- _Text_:
┌──
That sounds like a really good recommendation, zypper it is from now on. I downloaded a zypper usage cheat-sheet alnost 4 years ago, and I’ll print it out.
However I’ve now fallen over a classic Catch-22: the safe-boot / sure-start / trusted-platform-management / etc… won’t let me boot from a Leap 15.4 installation DVD or a Gparted DVD. In fact, I can’t even boot the O/S normally, a snapshot must be selected at boot time; I probably have to change both the BIOS and Leap configurations.
However this is an area where it’s very easy to finish up with a doorstop, and it’s way outside my expertise. Is there a diagnostic (and repair) program I can run from a snapshot O/S?
I can’t help you there. Zypper is so good, among other reasons, that I’ve never considered even testing BTRFS. I do have a rarely used laptop with BTRFS, but it was given to me with Leap already installed on BTRFS. Very likely it was 15.0 it came with, and it has been zypper upgraded with each Leap release.
Better advice was never offered! I began to have doubts about the wisdom of some of the default installation options myself at the time, after all it is only a domestic / home-office system and snapper works.
└──
- _Problems to work on_:
A) In the forum thread about zypper and booting Leap, what has to be selected at boot time for the operating system to start?
B) Write the next post in the forum thread about zypper and booting Leap, picking up after its last sentence.

- _Given entries_:
┌──
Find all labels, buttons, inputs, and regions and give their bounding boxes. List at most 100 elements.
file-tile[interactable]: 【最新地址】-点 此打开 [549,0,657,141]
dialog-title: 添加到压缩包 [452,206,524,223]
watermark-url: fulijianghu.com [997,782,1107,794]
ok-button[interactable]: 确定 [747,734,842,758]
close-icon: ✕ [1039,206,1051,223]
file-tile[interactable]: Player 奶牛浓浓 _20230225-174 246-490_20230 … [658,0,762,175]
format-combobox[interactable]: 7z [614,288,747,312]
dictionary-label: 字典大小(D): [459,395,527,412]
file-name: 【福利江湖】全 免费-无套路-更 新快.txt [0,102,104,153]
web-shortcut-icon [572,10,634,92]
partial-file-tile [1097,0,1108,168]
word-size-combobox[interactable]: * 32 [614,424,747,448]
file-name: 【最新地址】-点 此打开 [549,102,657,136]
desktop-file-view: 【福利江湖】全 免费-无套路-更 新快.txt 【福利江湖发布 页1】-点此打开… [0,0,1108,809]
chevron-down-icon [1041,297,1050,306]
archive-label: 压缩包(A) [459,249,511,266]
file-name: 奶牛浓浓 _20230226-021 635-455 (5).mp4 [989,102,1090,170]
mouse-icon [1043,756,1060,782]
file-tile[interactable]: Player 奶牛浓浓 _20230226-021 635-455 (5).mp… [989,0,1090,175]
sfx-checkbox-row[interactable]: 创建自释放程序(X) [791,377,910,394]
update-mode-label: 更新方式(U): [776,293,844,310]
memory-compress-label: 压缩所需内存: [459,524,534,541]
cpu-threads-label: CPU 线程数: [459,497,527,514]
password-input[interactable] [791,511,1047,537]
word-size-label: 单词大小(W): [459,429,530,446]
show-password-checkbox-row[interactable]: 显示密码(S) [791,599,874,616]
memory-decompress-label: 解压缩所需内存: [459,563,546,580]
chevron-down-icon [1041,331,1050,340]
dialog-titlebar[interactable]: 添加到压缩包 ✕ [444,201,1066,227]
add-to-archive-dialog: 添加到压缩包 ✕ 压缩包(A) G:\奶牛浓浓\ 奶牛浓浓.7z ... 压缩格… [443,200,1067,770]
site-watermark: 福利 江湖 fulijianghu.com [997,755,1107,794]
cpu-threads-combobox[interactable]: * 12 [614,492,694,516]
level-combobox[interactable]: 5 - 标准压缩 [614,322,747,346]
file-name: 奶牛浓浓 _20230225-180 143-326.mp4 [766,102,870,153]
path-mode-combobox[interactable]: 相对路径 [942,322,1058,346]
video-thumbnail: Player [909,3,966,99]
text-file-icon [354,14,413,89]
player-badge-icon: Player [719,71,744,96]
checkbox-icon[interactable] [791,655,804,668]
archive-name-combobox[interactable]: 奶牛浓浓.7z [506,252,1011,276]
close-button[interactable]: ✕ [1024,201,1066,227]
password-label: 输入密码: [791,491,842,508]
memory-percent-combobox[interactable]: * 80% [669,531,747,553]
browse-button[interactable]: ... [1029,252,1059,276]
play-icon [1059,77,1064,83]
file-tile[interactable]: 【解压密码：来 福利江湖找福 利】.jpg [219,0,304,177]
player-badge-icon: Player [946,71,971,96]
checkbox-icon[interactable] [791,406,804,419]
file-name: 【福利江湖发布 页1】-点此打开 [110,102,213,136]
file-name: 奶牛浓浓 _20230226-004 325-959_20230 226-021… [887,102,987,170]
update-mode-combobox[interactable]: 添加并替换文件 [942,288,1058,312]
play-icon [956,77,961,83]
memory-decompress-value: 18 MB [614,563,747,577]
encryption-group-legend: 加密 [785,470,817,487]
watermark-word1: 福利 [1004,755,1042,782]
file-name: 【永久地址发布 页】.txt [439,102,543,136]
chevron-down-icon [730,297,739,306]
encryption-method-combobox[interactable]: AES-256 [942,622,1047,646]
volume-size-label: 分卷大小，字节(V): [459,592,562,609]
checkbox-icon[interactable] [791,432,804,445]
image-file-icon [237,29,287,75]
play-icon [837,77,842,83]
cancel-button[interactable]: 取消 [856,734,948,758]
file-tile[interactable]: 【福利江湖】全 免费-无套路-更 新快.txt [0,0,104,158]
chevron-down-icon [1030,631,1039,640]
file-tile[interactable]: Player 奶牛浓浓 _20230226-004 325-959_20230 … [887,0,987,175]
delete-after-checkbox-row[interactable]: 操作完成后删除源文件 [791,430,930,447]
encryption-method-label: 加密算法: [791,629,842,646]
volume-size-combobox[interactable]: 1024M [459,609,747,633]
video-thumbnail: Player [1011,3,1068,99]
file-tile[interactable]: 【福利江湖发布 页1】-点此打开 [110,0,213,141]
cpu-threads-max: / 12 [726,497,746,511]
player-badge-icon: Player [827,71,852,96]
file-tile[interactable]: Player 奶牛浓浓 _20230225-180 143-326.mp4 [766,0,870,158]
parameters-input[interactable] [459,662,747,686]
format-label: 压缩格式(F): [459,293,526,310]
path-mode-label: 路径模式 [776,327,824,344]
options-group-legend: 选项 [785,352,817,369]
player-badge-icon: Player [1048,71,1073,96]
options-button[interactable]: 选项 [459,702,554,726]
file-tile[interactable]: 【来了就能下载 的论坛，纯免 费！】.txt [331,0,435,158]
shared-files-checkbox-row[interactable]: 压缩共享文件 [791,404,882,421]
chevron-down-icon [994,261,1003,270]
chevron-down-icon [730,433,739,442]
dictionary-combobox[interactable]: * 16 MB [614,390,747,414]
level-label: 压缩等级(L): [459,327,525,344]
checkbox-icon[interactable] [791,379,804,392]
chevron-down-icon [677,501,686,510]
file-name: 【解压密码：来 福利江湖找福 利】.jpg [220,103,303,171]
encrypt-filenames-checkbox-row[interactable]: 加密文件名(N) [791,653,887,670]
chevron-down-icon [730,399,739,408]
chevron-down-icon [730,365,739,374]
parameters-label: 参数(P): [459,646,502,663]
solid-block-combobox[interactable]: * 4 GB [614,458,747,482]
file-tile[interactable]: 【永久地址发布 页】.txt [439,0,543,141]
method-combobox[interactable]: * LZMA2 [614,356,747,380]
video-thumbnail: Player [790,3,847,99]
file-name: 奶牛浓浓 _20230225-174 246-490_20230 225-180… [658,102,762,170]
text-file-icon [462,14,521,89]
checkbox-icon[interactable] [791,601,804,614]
└──
- _Answers_:
A) A snapshot.

B)
So now my shiny new desktop is in a cupboard. Since a backlog of tasks was piling up, I recreated the Leap 15.4 system on an 11-year old HP desktop and that is now working faultlessly.
When the UEFI box is powered up it displays two lines on the console device, pauses briefly, and powers down. The first line reports a boot inconsistency leading to a PolicyKit security violation, and the second reads “Something is seriously wrong…”.
The contents of the SDD device is of no consequence now; all I want to do is to boot from the DVD reader. Is there some keyboard sequence I can enter during the brief pause mentioned above to achieve this?
If no-one has any suggestions I’ll open a new topic after I get rid of the backlog of work.
The boot process doesn’t get far enough to offer boot options: it’s power-on, display the two lines of error information described above, pause for a few seconds, then power-down.